[Extracted records]
◆ ◆ ◆ ◆
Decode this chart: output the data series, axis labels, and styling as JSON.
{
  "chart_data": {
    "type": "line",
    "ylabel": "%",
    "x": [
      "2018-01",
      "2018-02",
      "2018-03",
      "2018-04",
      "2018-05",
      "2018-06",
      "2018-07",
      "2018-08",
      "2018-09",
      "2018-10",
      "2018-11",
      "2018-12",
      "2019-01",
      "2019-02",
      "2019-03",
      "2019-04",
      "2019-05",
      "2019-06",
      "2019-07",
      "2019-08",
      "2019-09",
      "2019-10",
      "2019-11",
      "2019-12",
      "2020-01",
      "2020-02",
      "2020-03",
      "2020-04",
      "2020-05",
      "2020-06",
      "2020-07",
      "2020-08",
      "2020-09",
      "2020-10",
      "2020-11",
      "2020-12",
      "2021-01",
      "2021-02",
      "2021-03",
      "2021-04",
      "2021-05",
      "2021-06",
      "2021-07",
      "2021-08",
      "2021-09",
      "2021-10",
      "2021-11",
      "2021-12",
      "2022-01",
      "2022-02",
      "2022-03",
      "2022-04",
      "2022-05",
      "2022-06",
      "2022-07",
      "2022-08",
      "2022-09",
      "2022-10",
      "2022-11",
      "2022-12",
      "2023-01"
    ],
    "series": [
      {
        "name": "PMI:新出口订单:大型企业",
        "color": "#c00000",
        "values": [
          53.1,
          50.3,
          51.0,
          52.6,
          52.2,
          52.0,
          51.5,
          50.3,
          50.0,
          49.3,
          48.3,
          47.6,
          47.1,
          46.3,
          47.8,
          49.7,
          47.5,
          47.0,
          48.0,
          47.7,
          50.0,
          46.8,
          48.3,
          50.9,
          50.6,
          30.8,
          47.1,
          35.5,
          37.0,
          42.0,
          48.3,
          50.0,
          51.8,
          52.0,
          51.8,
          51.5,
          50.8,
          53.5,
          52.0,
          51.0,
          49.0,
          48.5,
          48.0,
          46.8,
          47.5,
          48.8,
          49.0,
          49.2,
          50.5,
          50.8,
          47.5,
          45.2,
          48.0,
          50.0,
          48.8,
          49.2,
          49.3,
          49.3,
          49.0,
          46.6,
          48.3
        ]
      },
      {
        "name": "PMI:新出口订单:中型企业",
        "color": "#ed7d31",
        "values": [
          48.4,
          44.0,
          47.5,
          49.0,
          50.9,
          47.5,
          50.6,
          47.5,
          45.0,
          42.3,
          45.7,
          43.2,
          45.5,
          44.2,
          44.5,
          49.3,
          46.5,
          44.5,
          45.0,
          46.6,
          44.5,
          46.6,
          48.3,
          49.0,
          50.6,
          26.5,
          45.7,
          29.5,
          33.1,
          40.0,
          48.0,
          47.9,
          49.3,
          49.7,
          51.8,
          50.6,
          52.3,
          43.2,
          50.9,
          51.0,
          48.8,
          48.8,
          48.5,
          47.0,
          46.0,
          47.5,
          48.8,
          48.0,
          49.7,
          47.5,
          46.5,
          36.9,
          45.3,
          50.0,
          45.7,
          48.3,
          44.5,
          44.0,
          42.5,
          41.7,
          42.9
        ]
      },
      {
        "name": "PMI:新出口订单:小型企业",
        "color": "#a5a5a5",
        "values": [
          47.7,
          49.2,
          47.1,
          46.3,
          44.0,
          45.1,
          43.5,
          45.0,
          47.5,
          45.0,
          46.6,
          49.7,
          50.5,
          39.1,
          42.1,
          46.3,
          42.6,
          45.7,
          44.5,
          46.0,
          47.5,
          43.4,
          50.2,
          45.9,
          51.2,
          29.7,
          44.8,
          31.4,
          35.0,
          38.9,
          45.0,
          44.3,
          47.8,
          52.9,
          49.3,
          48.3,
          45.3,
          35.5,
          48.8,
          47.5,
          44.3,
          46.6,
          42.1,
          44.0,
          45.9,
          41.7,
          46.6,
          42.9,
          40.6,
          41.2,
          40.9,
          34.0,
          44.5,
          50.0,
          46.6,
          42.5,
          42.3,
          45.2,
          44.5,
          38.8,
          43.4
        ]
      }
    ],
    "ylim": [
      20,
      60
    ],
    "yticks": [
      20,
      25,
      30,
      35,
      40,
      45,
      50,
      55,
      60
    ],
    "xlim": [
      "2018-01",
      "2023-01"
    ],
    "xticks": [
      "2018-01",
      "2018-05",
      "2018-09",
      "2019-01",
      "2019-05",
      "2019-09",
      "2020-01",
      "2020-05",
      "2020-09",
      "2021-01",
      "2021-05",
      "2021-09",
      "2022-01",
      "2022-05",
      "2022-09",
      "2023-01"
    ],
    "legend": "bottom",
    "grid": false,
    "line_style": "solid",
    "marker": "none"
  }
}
◆ ◆ ◆ ◆
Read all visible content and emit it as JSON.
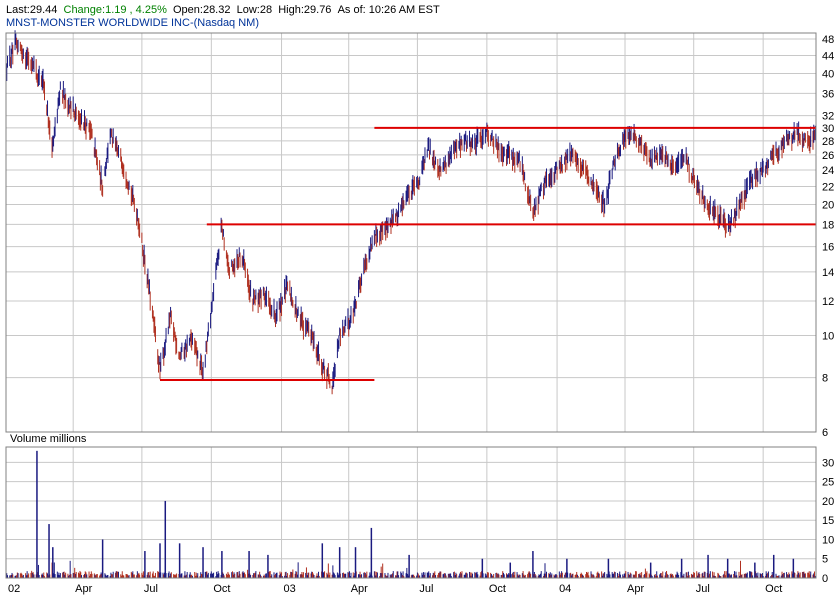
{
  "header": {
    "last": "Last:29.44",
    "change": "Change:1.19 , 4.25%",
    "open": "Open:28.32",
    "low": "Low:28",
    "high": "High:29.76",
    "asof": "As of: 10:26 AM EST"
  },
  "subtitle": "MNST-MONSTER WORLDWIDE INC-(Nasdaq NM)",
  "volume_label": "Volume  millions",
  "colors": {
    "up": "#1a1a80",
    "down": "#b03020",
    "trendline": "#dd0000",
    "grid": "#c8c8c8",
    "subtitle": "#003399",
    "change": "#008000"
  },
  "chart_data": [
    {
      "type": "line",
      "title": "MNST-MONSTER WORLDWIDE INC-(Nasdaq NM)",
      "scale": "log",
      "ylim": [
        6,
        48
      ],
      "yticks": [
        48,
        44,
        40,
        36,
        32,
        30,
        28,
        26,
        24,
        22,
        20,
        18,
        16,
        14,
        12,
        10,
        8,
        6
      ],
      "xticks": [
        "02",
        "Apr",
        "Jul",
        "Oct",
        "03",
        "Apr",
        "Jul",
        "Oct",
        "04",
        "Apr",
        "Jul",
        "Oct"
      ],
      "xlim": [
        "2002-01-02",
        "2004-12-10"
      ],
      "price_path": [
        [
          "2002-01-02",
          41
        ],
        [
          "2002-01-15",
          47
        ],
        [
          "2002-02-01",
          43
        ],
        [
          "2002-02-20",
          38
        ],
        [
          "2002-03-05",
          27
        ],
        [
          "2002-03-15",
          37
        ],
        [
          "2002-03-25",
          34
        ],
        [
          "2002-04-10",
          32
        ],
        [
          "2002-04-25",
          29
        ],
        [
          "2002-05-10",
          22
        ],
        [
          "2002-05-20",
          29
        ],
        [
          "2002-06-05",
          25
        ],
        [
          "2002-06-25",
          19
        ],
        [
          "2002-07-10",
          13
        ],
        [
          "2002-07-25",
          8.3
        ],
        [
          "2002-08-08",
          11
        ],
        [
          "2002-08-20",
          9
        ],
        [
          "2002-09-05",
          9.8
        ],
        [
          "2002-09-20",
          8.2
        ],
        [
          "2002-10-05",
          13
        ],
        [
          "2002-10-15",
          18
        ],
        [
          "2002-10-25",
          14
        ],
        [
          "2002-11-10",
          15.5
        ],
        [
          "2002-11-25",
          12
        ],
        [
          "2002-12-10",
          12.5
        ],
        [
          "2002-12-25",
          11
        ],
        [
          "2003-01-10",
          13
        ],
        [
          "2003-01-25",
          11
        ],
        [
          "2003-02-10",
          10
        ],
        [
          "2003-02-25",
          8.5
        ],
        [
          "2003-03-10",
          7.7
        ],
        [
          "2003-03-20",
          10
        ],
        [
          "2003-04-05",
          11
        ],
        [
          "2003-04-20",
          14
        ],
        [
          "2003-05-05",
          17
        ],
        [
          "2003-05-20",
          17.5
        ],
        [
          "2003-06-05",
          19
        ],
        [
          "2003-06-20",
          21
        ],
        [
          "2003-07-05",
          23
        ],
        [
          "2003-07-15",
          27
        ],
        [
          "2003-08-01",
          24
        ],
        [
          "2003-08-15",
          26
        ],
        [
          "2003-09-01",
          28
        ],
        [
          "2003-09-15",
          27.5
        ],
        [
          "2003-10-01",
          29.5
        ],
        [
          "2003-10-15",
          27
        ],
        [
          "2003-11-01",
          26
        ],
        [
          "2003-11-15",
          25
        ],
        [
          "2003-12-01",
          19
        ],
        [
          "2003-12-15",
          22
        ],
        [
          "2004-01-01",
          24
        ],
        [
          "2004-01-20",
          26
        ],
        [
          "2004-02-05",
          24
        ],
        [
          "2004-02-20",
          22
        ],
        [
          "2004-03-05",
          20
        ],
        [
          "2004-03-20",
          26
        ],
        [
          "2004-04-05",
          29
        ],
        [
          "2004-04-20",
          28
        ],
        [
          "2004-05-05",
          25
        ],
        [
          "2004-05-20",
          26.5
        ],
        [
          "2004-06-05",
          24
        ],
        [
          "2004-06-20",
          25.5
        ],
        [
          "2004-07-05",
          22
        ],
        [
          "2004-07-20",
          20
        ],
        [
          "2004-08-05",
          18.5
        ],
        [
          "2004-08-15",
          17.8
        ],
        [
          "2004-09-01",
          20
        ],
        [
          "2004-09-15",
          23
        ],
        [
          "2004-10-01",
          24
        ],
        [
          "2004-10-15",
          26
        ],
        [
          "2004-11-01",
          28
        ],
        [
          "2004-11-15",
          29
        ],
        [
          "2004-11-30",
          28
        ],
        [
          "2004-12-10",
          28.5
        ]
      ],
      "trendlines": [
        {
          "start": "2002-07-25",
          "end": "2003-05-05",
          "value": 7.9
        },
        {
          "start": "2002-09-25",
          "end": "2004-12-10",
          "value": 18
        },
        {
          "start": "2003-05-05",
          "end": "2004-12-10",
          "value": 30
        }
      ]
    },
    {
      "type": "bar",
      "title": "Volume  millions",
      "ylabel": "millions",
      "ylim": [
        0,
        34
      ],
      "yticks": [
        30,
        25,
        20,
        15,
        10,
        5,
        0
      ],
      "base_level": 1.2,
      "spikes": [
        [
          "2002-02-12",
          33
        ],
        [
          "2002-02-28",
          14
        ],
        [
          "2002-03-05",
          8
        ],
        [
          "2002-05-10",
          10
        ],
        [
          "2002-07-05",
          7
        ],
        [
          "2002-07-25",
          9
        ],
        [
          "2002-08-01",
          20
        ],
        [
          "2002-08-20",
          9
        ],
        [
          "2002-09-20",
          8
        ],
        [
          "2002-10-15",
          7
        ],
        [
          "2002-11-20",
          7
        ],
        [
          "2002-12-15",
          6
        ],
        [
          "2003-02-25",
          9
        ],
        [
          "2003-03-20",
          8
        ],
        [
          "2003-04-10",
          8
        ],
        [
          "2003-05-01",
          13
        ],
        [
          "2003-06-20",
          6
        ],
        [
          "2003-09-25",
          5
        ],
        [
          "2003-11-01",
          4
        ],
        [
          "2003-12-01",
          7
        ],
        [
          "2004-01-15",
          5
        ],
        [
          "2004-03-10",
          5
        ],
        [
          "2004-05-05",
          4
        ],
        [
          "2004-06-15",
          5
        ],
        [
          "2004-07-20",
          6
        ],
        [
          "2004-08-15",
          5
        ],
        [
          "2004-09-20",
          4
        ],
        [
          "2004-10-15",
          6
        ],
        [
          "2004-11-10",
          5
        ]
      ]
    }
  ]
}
◆ ◆ ◆ ◆
Exercise prompt =>
Go through the material and select each line with the string "MNST" in it.

Answer below =>
  "subtitle": "MNST-MONSTER WORLDWIDE INC-(Nasdaq NM)",
      "title": "MNST-MONSTER WORLDWIDE INC-(Nasdaq NM)",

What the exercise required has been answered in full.